WRITTEN INSTRUCTION.
Pick out the lines containing "Give".

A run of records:
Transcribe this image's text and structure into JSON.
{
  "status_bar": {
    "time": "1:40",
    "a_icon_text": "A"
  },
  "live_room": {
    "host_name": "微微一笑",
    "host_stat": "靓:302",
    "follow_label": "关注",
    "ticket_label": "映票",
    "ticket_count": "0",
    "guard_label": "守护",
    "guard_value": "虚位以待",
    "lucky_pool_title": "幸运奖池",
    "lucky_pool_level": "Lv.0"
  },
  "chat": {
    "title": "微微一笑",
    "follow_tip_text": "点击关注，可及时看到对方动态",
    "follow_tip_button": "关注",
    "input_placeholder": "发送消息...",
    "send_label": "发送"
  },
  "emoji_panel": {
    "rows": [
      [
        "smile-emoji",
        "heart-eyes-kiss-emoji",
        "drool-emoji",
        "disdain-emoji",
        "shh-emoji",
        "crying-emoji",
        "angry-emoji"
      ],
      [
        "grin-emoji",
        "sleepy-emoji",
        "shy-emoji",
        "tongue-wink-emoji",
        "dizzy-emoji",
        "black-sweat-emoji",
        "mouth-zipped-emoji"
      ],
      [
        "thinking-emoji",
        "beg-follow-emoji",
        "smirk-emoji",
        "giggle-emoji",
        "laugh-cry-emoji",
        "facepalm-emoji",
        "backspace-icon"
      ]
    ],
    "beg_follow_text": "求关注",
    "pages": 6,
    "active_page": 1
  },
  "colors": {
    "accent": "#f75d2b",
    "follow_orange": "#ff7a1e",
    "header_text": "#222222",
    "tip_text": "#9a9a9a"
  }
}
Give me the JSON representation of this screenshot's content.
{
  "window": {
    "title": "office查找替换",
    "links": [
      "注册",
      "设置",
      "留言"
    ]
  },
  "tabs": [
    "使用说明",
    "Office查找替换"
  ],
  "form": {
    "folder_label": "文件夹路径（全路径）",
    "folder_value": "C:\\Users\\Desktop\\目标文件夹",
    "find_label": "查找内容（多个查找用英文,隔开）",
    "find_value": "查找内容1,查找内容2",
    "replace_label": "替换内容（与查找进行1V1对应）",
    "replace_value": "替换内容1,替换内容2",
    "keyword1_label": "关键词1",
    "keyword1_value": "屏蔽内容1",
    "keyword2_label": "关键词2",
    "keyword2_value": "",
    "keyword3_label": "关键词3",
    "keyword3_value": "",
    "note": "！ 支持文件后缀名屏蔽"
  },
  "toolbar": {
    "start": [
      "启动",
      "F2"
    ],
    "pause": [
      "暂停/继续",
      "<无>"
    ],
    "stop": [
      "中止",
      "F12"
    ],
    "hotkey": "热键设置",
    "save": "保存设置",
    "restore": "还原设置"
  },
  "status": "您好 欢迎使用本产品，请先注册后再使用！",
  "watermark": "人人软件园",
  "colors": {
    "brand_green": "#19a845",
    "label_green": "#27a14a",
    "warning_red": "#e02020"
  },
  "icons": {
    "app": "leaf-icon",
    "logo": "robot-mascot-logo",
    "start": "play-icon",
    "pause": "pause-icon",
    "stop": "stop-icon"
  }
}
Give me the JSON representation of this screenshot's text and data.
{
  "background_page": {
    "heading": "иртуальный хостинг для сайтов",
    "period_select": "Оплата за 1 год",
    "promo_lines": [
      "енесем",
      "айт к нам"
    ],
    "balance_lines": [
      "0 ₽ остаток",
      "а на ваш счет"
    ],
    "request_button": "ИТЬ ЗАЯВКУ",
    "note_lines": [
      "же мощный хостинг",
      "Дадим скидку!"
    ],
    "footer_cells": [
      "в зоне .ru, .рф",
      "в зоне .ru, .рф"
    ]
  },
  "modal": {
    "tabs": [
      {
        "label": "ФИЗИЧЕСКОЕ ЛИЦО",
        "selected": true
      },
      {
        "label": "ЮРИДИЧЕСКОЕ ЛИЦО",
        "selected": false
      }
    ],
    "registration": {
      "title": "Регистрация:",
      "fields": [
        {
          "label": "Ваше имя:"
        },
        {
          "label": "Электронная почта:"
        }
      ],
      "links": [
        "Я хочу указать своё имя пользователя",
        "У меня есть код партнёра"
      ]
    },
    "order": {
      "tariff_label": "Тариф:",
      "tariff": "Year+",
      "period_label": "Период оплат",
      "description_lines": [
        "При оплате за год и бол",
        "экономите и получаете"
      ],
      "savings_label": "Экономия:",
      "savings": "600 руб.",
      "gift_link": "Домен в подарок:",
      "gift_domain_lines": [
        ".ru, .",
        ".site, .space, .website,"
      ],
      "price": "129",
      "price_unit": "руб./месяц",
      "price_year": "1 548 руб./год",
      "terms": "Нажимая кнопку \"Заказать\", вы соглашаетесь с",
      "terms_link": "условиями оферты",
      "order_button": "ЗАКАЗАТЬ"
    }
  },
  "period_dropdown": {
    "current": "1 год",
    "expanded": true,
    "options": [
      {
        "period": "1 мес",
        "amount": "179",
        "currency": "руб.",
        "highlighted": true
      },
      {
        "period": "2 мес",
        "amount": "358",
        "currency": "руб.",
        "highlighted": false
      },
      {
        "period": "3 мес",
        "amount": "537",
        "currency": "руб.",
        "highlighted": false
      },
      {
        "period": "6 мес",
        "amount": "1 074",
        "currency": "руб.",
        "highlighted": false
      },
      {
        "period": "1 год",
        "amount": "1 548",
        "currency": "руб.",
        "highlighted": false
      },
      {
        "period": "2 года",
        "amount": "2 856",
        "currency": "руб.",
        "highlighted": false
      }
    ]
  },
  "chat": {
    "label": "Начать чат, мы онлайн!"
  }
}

TASK RESULT.
Give me the JSON representation of this screenshot's content.
Give me the JSON representation of this screenshot's text and data.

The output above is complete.